------ Supplied entries ------

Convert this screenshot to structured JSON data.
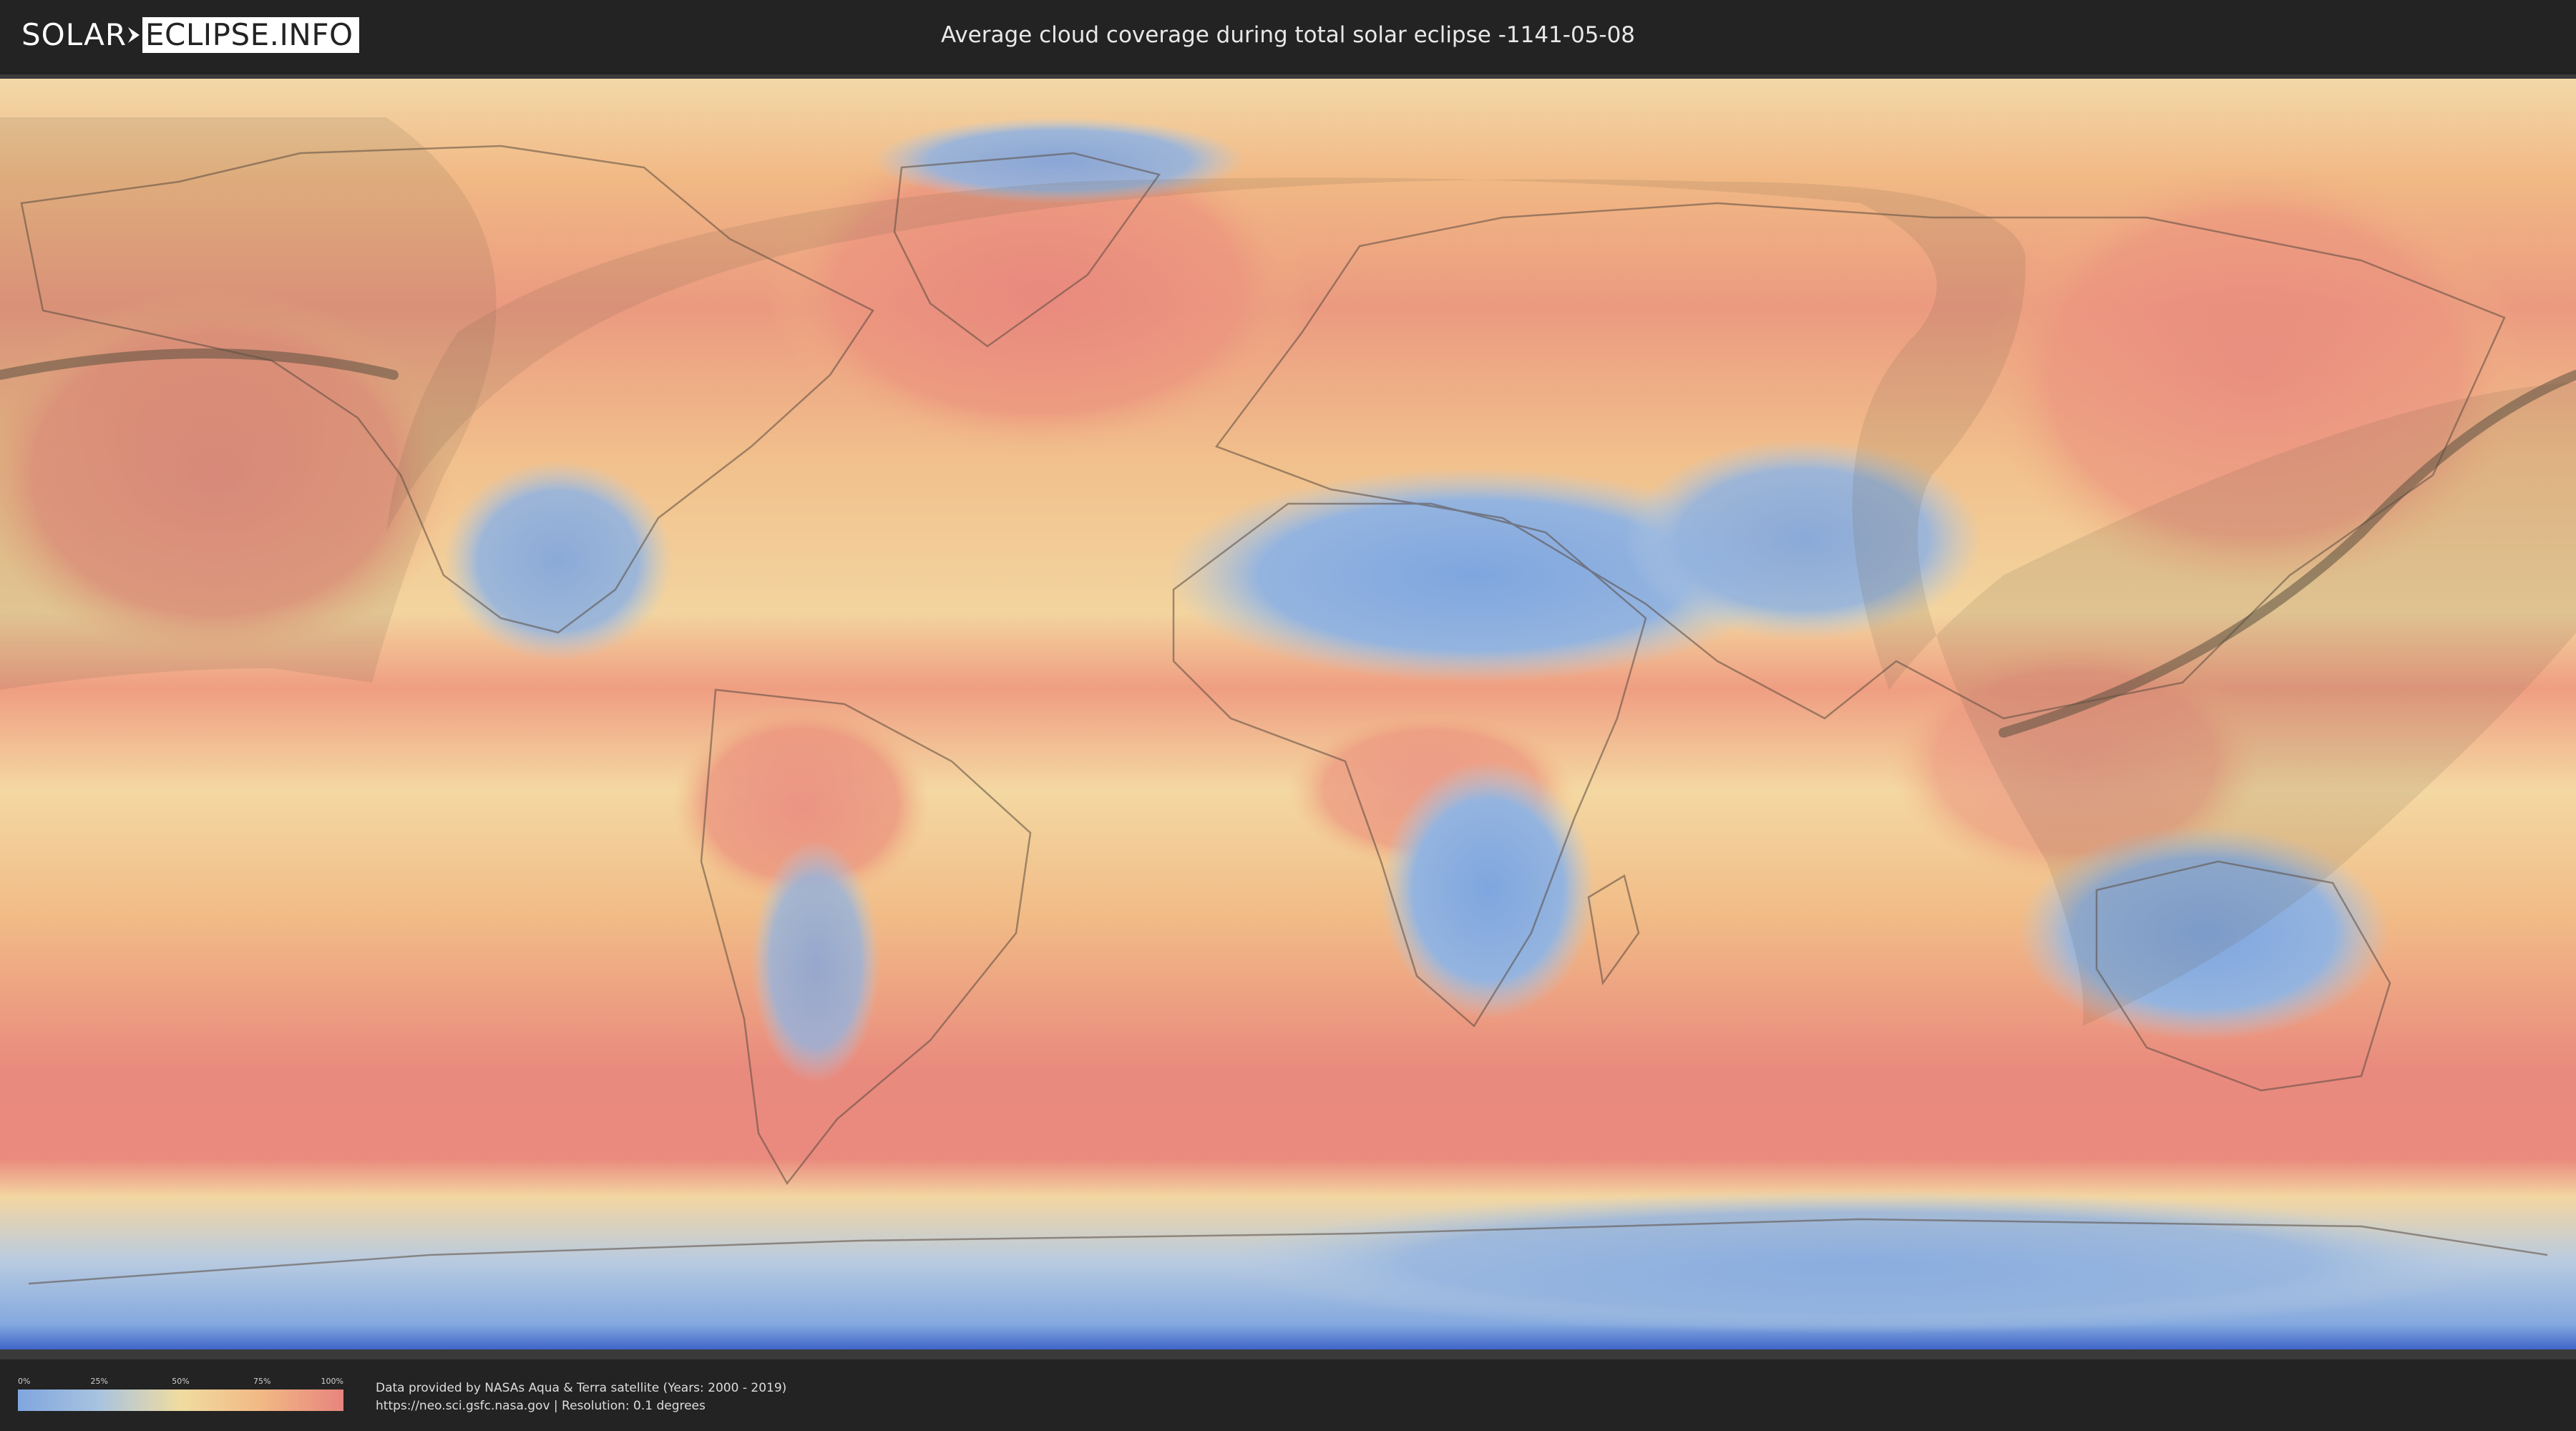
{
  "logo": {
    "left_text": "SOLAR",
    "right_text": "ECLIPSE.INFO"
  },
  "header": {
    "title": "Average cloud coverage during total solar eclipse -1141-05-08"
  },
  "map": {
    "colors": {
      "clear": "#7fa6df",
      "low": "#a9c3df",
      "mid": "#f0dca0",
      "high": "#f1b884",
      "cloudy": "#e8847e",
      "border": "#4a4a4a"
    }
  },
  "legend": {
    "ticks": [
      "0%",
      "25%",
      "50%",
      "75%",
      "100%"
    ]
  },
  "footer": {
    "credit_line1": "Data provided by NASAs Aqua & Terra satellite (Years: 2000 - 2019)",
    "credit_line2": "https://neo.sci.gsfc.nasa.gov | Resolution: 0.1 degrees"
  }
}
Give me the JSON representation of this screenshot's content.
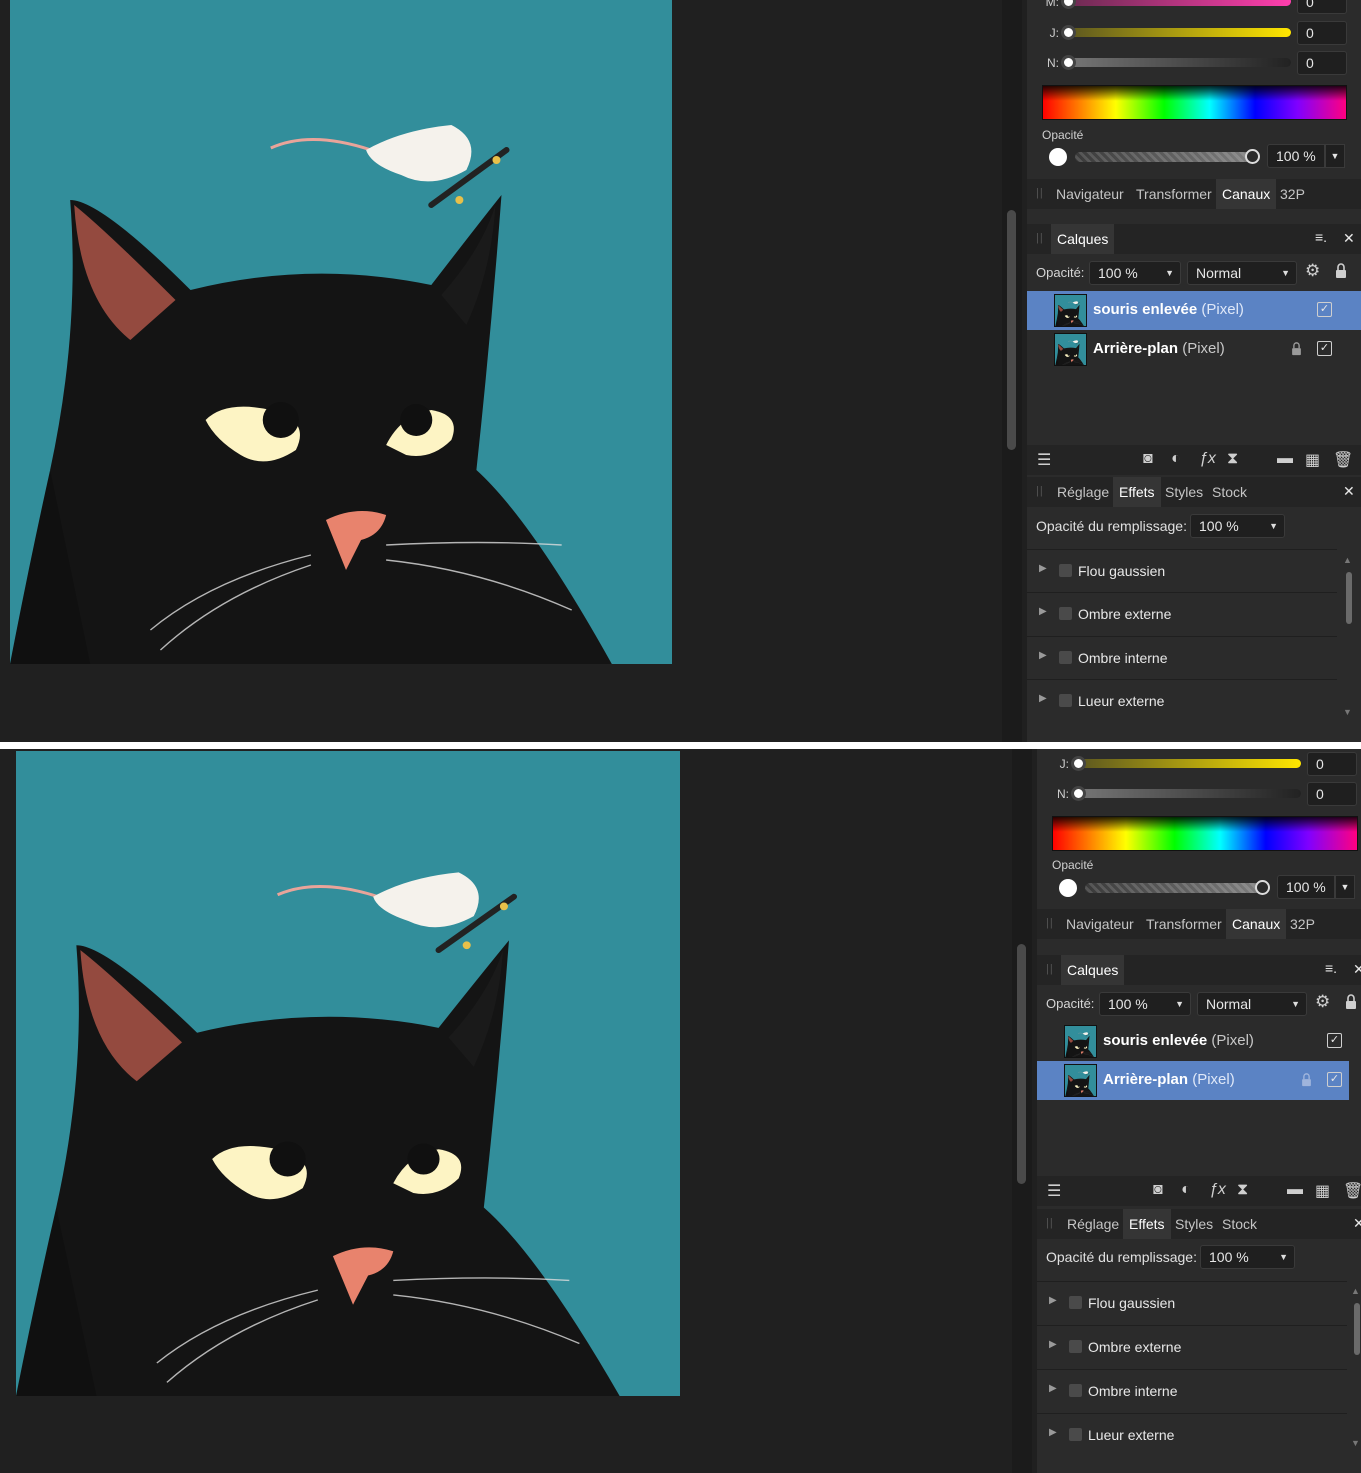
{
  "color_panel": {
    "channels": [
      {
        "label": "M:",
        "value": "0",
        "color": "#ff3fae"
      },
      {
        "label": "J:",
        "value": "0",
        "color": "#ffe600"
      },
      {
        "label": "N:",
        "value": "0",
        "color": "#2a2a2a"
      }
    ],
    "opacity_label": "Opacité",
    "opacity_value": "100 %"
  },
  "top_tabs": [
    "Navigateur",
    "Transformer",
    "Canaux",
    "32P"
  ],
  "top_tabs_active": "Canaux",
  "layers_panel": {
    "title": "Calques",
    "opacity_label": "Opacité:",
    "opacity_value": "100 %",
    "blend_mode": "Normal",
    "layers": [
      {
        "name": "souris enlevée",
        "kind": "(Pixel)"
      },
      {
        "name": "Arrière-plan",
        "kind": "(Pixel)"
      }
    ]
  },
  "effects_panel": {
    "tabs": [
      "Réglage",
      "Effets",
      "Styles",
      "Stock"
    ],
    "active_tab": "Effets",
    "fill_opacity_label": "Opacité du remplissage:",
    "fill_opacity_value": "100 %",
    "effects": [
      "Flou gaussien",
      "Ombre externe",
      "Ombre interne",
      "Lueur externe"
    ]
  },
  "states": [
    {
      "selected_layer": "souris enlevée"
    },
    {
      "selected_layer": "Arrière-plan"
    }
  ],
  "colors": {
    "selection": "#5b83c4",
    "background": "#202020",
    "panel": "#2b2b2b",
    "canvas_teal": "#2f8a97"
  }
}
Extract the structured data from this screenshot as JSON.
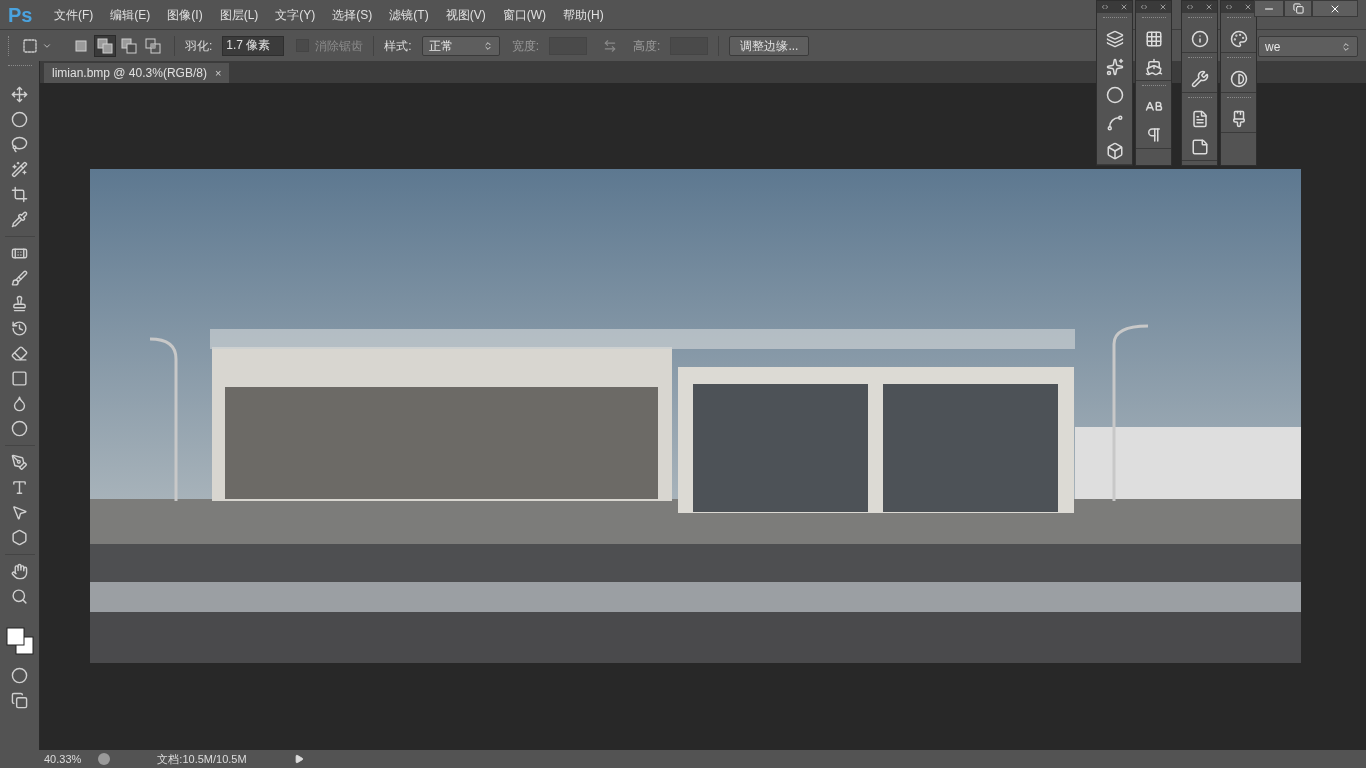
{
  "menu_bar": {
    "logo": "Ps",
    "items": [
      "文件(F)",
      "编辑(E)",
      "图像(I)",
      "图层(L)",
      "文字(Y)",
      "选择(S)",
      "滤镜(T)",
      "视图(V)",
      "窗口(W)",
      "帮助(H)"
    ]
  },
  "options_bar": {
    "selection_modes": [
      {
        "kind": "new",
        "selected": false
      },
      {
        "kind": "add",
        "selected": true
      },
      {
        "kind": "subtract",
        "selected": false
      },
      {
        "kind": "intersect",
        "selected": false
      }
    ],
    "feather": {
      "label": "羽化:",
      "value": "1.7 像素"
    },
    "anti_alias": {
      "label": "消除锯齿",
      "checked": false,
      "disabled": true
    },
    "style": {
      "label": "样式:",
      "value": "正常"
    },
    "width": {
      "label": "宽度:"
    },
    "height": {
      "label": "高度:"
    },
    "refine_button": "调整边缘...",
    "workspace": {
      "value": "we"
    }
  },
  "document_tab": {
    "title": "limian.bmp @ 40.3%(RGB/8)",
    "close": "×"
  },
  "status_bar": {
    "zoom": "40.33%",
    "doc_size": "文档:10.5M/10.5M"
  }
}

------

The request: Reproduce every line of the listing above in which the string "enlevée" appears.

Exercise answer:
        "name": "souris enlevée",
      "selected_layer": "souris enlevée"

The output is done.